━━━━━ SUPPLIED MATERIAL

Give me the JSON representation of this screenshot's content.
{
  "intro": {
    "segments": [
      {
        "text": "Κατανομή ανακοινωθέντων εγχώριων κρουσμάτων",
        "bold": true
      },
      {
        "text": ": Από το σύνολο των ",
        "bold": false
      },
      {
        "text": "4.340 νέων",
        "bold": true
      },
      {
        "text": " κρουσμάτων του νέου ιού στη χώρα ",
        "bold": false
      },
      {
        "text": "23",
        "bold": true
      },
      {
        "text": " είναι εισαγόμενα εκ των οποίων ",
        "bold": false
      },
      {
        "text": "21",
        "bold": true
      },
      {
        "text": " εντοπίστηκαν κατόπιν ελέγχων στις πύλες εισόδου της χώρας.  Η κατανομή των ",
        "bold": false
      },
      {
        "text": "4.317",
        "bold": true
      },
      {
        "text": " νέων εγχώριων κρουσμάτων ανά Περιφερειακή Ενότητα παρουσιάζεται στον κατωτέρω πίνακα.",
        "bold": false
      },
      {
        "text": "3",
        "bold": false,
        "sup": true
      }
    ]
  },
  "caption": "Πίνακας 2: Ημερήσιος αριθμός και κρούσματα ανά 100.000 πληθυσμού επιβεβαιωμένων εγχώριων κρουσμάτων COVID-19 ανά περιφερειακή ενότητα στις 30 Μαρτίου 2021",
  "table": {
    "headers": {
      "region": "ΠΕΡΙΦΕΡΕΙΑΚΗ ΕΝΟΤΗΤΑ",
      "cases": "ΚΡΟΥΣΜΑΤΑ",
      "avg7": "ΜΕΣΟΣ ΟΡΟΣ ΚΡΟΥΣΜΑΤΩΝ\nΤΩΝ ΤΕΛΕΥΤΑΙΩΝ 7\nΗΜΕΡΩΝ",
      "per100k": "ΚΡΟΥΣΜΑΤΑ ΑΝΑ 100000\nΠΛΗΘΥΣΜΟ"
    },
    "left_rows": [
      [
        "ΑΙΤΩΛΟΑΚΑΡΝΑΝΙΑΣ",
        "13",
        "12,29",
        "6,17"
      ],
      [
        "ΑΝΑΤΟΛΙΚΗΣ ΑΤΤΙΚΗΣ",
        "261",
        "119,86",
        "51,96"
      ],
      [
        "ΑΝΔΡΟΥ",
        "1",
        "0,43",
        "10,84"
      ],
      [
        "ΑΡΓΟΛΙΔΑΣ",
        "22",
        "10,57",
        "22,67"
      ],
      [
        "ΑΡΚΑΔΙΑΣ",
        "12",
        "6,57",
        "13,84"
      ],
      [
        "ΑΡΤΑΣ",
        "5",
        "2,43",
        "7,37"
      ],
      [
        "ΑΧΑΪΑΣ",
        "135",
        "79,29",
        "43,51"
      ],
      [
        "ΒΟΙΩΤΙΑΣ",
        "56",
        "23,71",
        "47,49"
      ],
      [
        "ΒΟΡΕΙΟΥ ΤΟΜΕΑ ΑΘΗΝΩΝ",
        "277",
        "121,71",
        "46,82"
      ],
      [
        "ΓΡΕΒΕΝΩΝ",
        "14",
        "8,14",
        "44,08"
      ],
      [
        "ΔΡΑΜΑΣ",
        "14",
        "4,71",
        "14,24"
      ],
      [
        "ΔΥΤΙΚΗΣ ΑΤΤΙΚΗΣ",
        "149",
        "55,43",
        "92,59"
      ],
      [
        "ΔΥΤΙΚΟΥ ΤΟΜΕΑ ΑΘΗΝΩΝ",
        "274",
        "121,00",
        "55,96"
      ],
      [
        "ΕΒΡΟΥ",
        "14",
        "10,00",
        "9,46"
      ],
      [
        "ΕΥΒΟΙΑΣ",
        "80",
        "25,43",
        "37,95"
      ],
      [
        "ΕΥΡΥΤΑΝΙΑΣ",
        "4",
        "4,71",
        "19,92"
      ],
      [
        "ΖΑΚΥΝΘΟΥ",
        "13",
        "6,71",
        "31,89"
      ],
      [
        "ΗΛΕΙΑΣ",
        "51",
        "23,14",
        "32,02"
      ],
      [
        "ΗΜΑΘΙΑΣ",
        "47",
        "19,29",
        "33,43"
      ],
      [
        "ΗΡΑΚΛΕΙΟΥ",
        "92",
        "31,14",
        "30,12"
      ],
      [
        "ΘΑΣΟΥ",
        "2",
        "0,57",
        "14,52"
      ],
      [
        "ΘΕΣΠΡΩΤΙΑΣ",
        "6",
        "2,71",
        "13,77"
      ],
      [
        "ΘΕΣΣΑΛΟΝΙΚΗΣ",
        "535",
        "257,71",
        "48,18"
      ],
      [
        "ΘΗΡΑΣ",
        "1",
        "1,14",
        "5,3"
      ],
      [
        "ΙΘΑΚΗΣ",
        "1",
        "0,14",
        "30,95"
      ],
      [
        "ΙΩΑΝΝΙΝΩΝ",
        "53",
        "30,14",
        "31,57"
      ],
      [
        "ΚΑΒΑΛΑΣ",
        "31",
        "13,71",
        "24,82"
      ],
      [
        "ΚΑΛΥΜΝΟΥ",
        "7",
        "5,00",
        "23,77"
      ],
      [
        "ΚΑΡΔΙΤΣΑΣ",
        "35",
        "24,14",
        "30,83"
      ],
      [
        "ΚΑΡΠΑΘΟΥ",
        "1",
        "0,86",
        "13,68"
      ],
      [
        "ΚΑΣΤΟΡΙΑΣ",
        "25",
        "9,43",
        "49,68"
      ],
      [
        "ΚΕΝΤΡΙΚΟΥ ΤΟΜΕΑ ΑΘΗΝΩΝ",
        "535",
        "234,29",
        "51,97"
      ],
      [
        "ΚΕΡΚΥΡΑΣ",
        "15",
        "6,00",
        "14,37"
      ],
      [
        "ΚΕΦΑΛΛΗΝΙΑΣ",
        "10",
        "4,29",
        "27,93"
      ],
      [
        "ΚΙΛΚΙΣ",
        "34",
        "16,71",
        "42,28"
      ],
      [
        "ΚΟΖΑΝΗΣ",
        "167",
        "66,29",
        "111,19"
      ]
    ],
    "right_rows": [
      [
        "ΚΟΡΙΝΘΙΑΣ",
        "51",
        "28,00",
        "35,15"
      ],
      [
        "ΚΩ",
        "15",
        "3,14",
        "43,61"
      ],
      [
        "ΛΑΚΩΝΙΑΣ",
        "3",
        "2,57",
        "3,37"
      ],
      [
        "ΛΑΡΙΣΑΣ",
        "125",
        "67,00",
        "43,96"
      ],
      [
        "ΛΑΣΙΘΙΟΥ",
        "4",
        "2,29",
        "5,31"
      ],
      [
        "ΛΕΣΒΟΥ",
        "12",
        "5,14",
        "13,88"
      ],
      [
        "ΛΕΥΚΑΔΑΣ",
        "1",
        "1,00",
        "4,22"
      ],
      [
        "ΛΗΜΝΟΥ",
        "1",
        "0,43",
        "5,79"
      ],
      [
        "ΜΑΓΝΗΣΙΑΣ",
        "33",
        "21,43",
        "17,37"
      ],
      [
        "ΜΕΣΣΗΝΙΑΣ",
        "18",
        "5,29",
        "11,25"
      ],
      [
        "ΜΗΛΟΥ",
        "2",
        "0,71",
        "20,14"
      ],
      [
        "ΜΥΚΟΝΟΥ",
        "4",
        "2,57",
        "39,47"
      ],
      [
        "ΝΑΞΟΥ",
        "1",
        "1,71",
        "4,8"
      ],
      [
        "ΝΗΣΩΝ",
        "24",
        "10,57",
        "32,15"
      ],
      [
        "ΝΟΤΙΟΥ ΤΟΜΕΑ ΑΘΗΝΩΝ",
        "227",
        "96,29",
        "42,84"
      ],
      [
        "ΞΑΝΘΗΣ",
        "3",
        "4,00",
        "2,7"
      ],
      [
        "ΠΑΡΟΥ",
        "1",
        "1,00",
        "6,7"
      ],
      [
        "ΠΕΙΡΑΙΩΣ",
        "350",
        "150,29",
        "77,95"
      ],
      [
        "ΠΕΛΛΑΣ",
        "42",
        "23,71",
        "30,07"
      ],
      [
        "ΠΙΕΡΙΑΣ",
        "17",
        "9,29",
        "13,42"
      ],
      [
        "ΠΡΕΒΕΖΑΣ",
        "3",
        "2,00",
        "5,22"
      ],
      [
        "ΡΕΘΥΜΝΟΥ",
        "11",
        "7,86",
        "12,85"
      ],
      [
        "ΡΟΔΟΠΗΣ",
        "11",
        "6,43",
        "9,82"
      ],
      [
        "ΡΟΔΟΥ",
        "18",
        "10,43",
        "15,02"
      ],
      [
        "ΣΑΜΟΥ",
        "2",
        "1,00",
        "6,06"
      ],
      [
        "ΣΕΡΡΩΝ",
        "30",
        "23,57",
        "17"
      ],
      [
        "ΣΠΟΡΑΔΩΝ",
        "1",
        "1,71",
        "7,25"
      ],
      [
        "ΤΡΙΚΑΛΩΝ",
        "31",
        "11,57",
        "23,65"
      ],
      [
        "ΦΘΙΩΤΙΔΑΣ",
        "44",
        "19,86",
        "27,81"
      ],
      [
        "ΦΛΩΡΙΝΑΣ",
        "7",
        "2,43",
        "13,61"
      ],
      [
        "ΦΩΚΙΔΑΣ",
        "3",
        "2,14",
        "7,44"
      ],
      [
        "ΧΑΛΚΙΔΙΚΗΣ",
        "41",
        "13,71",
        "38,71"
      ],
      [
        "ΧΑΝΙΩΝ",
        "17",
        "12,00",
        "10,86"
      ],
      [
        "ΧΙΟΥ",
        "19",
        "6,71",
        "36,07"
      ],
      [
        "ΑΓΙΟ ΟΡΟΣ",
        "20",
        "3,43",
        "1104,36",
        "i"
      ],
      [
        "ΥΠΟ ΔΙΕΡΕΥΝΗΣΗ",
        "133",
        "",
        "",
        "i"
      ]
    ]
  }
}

━━━━━━━━━━

(EXERCISE TASK)
List all lines where "στις" occurs.

(EXPECTED OUTPUT)
        "text": " εντοπίστηκαν κατόπιν ελέγχων στις πύλες εισόδου της χώρας.  Η κατανομή των ",
  "caption": "Πίνακας 2: Ημερήσιος αριθμός και κρούσματα ανά 100.000 πληθυσμού επιβεβαιωμένων εγχώριων κρουσμάτων COVID-19 ανά περιφερειακή ενότητα στις 30 Μαρτίου 2021",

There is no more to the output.